(Lines of data)
════
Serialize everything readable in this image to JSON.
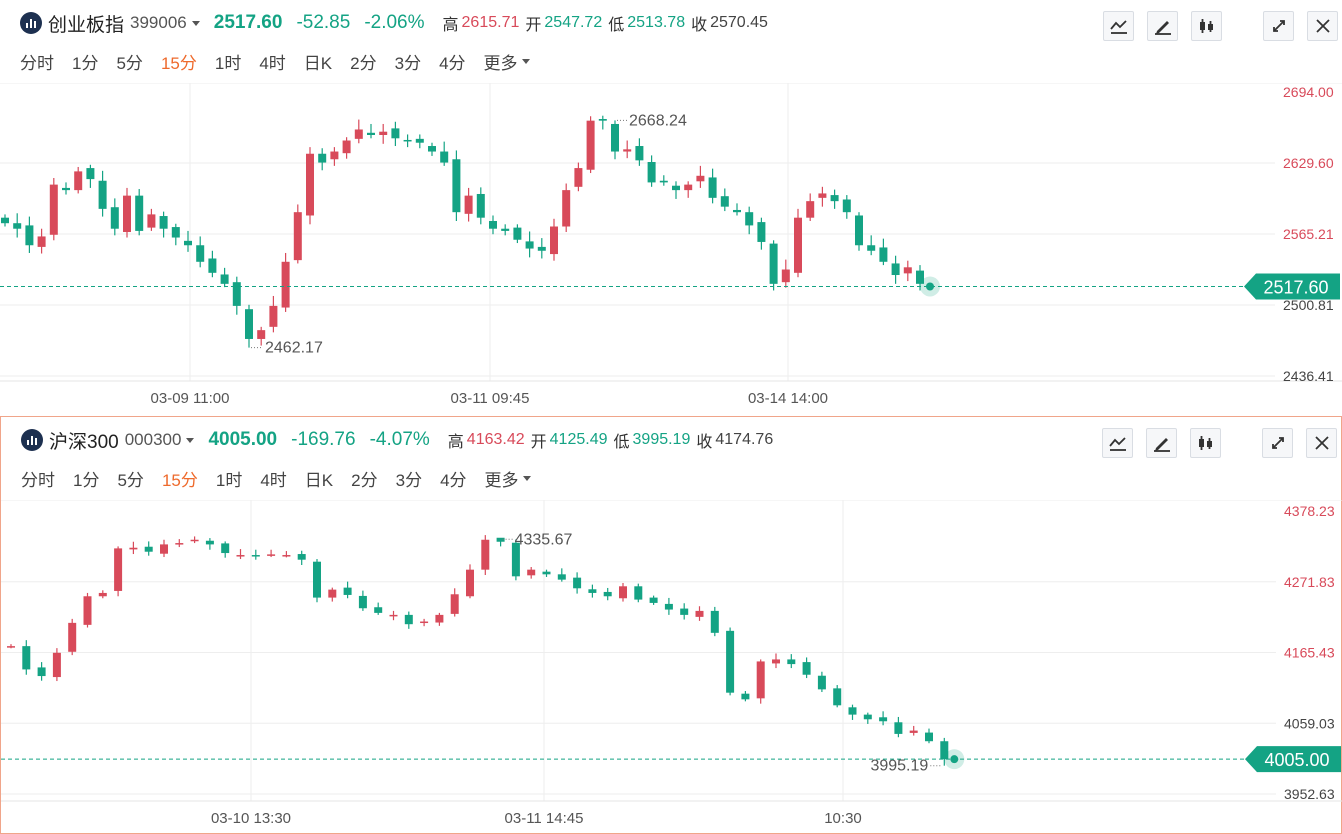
{
  "periods": [
    "分时",
    "1分",
    "5分",
    "15分",
    "1时",
    "4时",
    "日K",
    "2分",
    "3分",
    "4分",
    "更多"
  ],
  "active_period": "15分",
  "labels": {
    "high": "高",
    "open": "开",
    "low": "低",
    "close": "收"
  },
  "colors": {
    "up": "#d84a5a",
    "down": "#14a384",
    "accent": "#ee6a2c",
    "axis_red": "#d84a5a",
    "axis_gray": "#444444"
  },
  "toolbar_icons": [
    "indicator-icon",
    "draw-icon",
    "candle-type-icon",
    "expand-icon",
    "close-icon"
  ],
  "panels": [
    {
      "name": "创业板指",
      "code": "399006",
      "price": "2517.60",
      "change": "-52.85",
      "change_pct": "-2.06%",
      "high": "2615.71",
      "open": "2547.72",
      "low": "2513.78",
      "close": "2570.45",
      "chart_data": {
        "type": "candlestick",
        "y_ticks": [
          "2694.00",
          "2629.60",
          "2565.21",
          "2500.81",
          "2436.41"
        ],
        "x_ticks": [
          "03-09 11:00",
          "03-11 09:45",
          "03-14 14:00"
        ],
        "last_price": 2517.6,
        "high_label": "2668.24",
        "low_label": "2462.17",
        "close_points": [
          2575,
          2570,
          2555,
          2563,
          2610,
          2605,
          2622,
          2615,
          2588,
          2570,
          2600,
          2568,
          2583,
          2570,
          2562,
          2555,
          2540,
          2530,
          2520,
          2500,
          2470,
          2478,
          2500,
          2540,
          2585,
          2638,
          2630,
          2640,
          2650,
          2660,
          2655,
          2658,
          2652,
          2650,
          2648,
          2640,
          2630,
          2585,
          2600,
          2580,
          2570,
          2568,
          2560,
          2552,
          2550,
          2572,
          2605,
          2625,
          2668,
          2668,
          2640,
          2642,
          2632,
          2612,
          2612,
          2605,
          2610,
          2618,
          2598,
          2590,
          2585,
          2573,
          2558,
          2520,
          2533,
          2580,
          2595,
          2602,
          2595,
          2585,
          2555,
          2550,
          2540,
          2528,
          2535,
          2520
        ]
      }
    },
    {
      "name": "沪深300",
      "code": "000300",
      "price": "4005.00",
      "change": "-169.76",
      "change_pct": "-4.07%",
      "high": "4163.42",
      "open": "4125.49",
      "low": "3995.19",
      "close": "4174.76",
      "chart_data": {
        "type": "candlestick",
        "y_ticks": [
          "4378.23",
          "4271.83",
          "4165.43",
          "4059.03",
          "3952.63"
        ],
        "x_ticks": [
          "03-10 13:30",
          "03-11 14:45",
          "10:30"
        ],
        "last_price": 4005.0,
        "high_label": "4335.67",
        "low_label": "3995.19",
        "close_points": [
          4175,
          4140,
          4130,
          4165,
          4210,
          4250,
          4255,
          4322,
          4323,
          4317,
          4328,
          4330,
          4335,
          4328,
          4315,
          4312,
          4310,
          4313,
          4312,
          4305,
          4248,
          4260,
          4252,
          4232,
          4225,
          4222,
          4208,
          4212,
          4222,
          4253,
          4290,
          4335,
          4332,
          4280,
          4290,
          4283,
          4275,
          4262,
          4255,
          4250,
          4265,
          4245,
          4240,
          4230,
          4222,
          4228,
          4195,
          4105,
          4095,
          4152,
          4155,
          4148,
          4132,
          4110,
          4086,
          4072,
          4065,
          4062,
          4043,
          4048,
          4032,
          4005
        ]
      }
    }
  ]
}
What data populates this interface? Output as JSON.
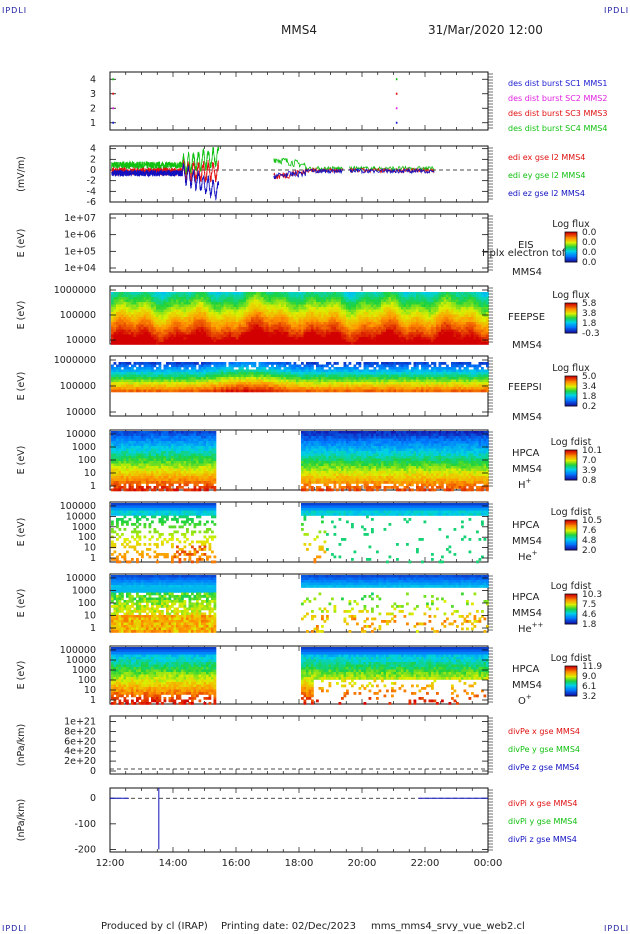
{
  "corner_label": "IPDLI",
  "header": {
    "spacecraft": "MMS4",
    "datetime": "31/Mar/2020 12:00"
  },
  "footer": {
    "producer": "Produced by cl (IRAP)",
    "printing": "Printing date: 02/Dec/2023",
    "script": "mms_mms4_srvy_vue_web2.cl"
  },
  "colors": {
    "mms1": "#1a1ad0",
    "mms2": "#e020e0",
    "mms3": "#e01010",
    "mms4": "#10c010",
    "ex": "#e01010",
    "ey": "#10c010",
    "ez": "#1010c0"
  },
  "chart_data": [
    {
      "type": "scatter",
      "ylabel": "",
      "yticks": [
        "1",
        "2",
        "3",
        "4"
      ],
      "ylim": [
        0.5,
        4.5
      ],
      "legend": [
        "des dist burst SC1 MMS1",
        "des dist burst SC2 MMS2",
        "des dist burst SC3 MMS3",
        "des dist burst SC4 MMS4"
      ],
      "series": [
        {
          "name": "des dist burst SC1 MMS1",
          "x_hours": [
            12.1,
            21.1
          ],
          "y": [
            1,
            1
          ]
        },
        {
          "name": "des dist burst SC2 MMS2",
          "x_hours": [
            12.1,
            21.1
          ],
          "y": [
            2,
            2
          ]
        },
        {
          "name": "des dist burst SC3 MMS3",
          "x_hours": [
            12.1,
            21.1
          ],
          "y": [
            3,
            3
          ]
        },
        {
          "name": "des dist burst SC4 MMS4",
          "x_hours": [
            12.1,
            21.1
          ],
          "y": [
            4,
            4
          ]
        }
      ]
    },
    {
      "type": "line",
      "ylabel": "(mV/m)",
      "yticks": [
        "4",
        "2",
        "0",
        "-2",
        "-4",
        "-6"
      ],
      "ylim": [
        -6,
        4.5
      ],
      "legend": [
        "edi ex gse l2 MMS4",
        "edi ey gse l2 MMS4",
        "edi ez gse l2 MMS4"
      ]
    },
    {
      "type": "heatmap",
      "ylabel": "E (eV)",
      "yticks": [
        "1e+07",
        "1e+06",
        "1e+05",
        "1e+04"
      ],
      "instrument": "EIS",
      "overlay_text": "Hplx electron tof",
      "sc_label": "MMS4",
      "colorbar_title": "Log flux",
      "colorbar_ticks": [
        "0.0",
        "0.0",
        "0.0",
        "0.0"
      ]
    },
    {
      "type": "heatmap",
      "ylabel": "E (eV)",
      "yticks": [
        "1000000",
        "100000",
        "10000"
      ],
      "instrument": "FEEPSE",
      "sc_label": "MMS4",
      "colorbar_title": "Log flux",
      "colorbar_ticks": [
        "5.8",
        "3.8",
        "1.8",
        "-0.3"
      ]
    },
    {
      "type": "heatmap",
      "ylabel": "E (eV)",
      "yticks": [
        "1000000",
        "100000",
        "10000"
      ],
      "instrument": "FEEPSI",
      "sc_label": "MMS4",
      "colorbar_title": "Log flux",
      "colorbar_ticks": [
        "5.0",
        "3.4",
        "1.8",
        "0.2"
      ]
    },
    {
      "type": "heatmap",
      "ylabel": "E (eV)",
      "yticks": [
        "10000",
        "1000",
        "100",
        "10",
        "1"
      ],
      "instrument": "HPCA",
      "sc_label": "MMS4",
      "species": "H",
      "species_sup": "+",
      "colorbar_title": "Log fdist",
      "colorbar_ticks": [
        "10.1",
        "7.0",
        "3.9",
        "0.8"
      ],
      "data_gap_hours": [
        15.3,
        18.0
      ]
    },
    {
      "type": "heatmap",
      "ylabel": "E (eV)",
      "yticks": [
        "100000",
        "10000",
        "1000",
        "100",
        "10",
        "1"
      ],
      "instrument": "HPCA",
      "sc_label": "MMS4",
      "species": "He",
      "species_sup": "+",
      "colorbar_title": "Log fdist",
      "colorbar_ticks": [
        "10.5",
        "7.6",
        "4.8",
        "2.0"
      ],
      "data_gap_hours": [
        15.3,
        18.0
      ]
    },
    {
      "type": "heatmap",
      "ylabel": "E (eV)",
      "yticks": [
        "10000",
        "1000",
        "100",
        "10",
        "1"
      ],
      "instrument": "HPCA",
      "sc_label": "MMS4",
      "species": "He",
      "species_sup": "++",
      "colorbar_title": "Log fdist",
      "colorbar_ticks": [
        "10.3",
        "7.5",
        "4.6",
        "1.8"
      ],
      "data_gap_hours": [
        15.3,
        18.0
      ]
    },
    {
      "type": "heatmap",
      "ylabel": "E (eV)",
      "yticks": [
        "100000",
        "10000",
        "1000",
        "100",
        "10",
        "1"
      ],
      "instrument": "HPCA",
      "sc_label": "MMS4",
      "species": "O",
      "species_sup": "+",
      "colorbar_title": "Log fdist",
      "colorbar_ticks": [
        "11.9",
        "9.0",
        "6.1",
        "3.2"
      ],
      "data_gap_hours": [
        15.3,
        18.0
      ]
    },
    {
      "type": "line",
      "ylabel": "(nPa/km)",
      "yticks": [
        "1e+21",
        "8e+20",
        "6e+20",
        "4e+20",
        "2e+20",
        "0"
      ],
      "ylim": [
        0,
        1.05e+21
      ],
      "legend": [
        "divPe x gse MMS4",
        "divPe y gse MMS4",
        "divPe z gse MMS4"
      ]
    },
    {
      "type": "line",
      "ylabel": "(nPa/km)",
      "yticks": [
        "0",
        "-100",
        "-200"
      ],
      "ylim": [
        -210,
        40
      ],
      "legend": [
        "divPi x gse MMS4",
        "divPi y gse MMS4",
        "divPi z gse MMS4"
      ],
      "spike_hour": 13.55,
      "spike_range": [
        -200,
        40
      ]
    }
  ],
  "xaxis": {
    "ticks": [
      "12:00",
      "14:00",
      "16:00",
      "18:00",
      "20:00",
      "22:00",
      "00:00"
    ],
    "range_hours": [
      12,
      24
    ]
  }
}
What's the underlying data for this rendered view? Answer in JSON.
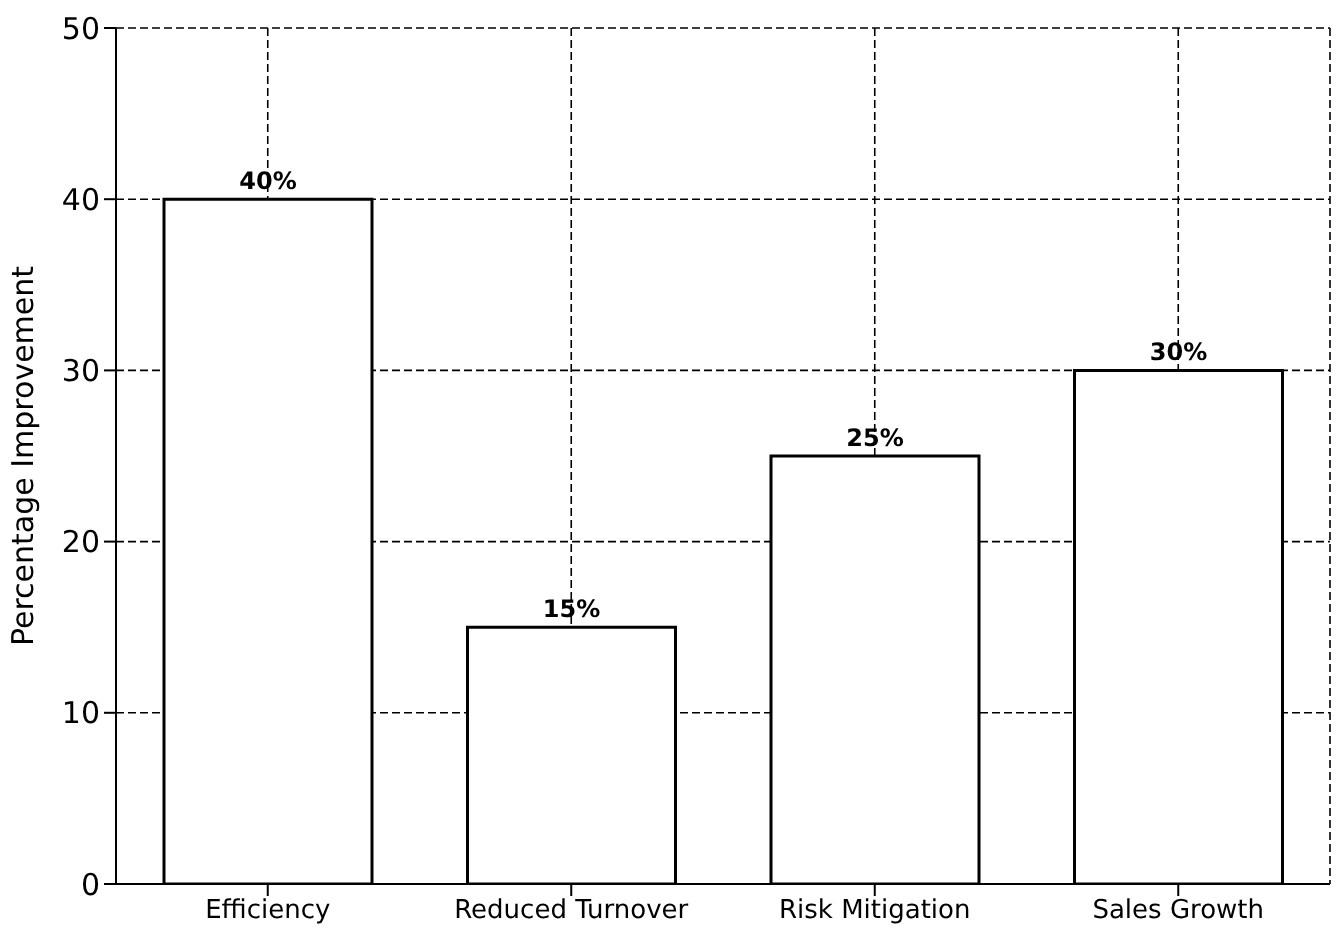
{
  "chart_data": {
    "type": "bar",
    "ylabel": "Percentage Improvement",
    "categories": [
      "Efficiency",
      "Reduced Turnover",
      "Risk Mitigation",
      "Sales Growth"
    ],
    "values": [
      40,
      15,
      25,
      30
    ],
    "value_labels": [
      "40%",
      "15%",
      "25%",
      "30%"
    ],
    "color": "#ffffff",
    "ylim": [
      0,
      50
    ],
    "yticks": [
      0,
      10,
      20,
      30,
      40,
      50
    ],
    "grid": true
  }
}
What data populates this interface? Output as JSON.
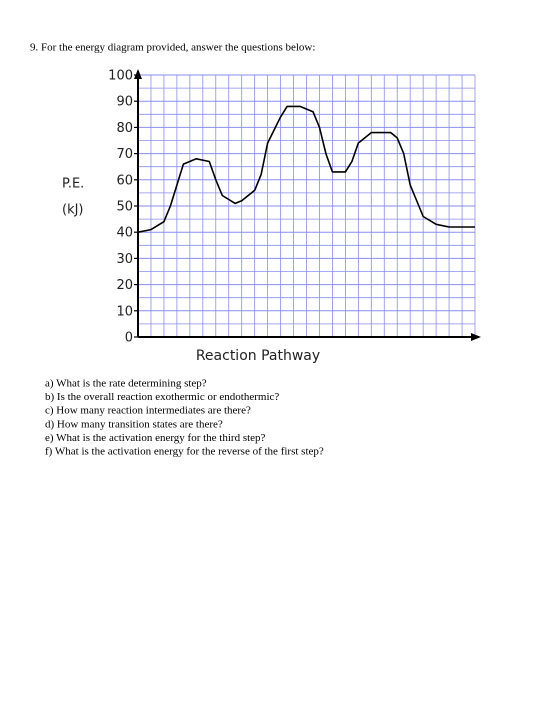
{
  "question": "9.  For the energy diagram provided, answer the questions below:",
  "chart_data": {
    "type": "line",
    "ylabel": [
      "P.E.",
      "(kJ)"
    ],
    "xlabel": "Reaction Pathway",
    "color": "#000000",
    "grid": true,
    "grid_color": "#8a8ef0",
    "ylim": [
      0,
      100
    ],
    "yticks": [
      0,
      10,
      20,
      30,
      40,
      50,
      60,
      70,
      80,
      90,
      100
    ],
    "xlim": [
      0,
      26
    ],
    "x": [
      0,
      1,
      2,
      2.5,
      3,
      3.5,
      4.5,
      5.5,
      6,
      6.5,
      7.5,
      8,
      9,
      9.5,
      10,
      11,
      11.5,
      12.5,
      13.5,
      14,
      14.5,
      15,
      16,
      16.5,
      17,
      18,
      19.5,
      20,
      20.5,
      21,
      22,
      23,
      24,
      26
    ],
    "series": [
      {
        "values": [
          40,
          41,
          44,
          50,
          58,
          66,
          68,
          67,
          60,
          54,
          51,
          52,
          56,
          62,
          74,
          84,
          88,
          88,
          86,
          80,
          70,
          63,
          63,
          67,
          74,
          78,
          78,
          76,
          70,
          58,
          46,
          43,
          42,
          42
        ]
      }
    ]
  },
  "subquestions": [
    "a) What is the rate determining step?",
    "b) Is the overall reaction exothermic or endothermic?",
    "c) How many reaction intermediates are there?",
    "d) How many transition states are there?",
    "e) What is the activation energy for the third step?",
    "f) What is the activation energy for the reverse of the first step?"
  ]
}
════
- _WRITTEN INSTRUCTION_: Tally the lines of the listing that include "this". Reply with nothing but the count.

- _RESPONSE_: 4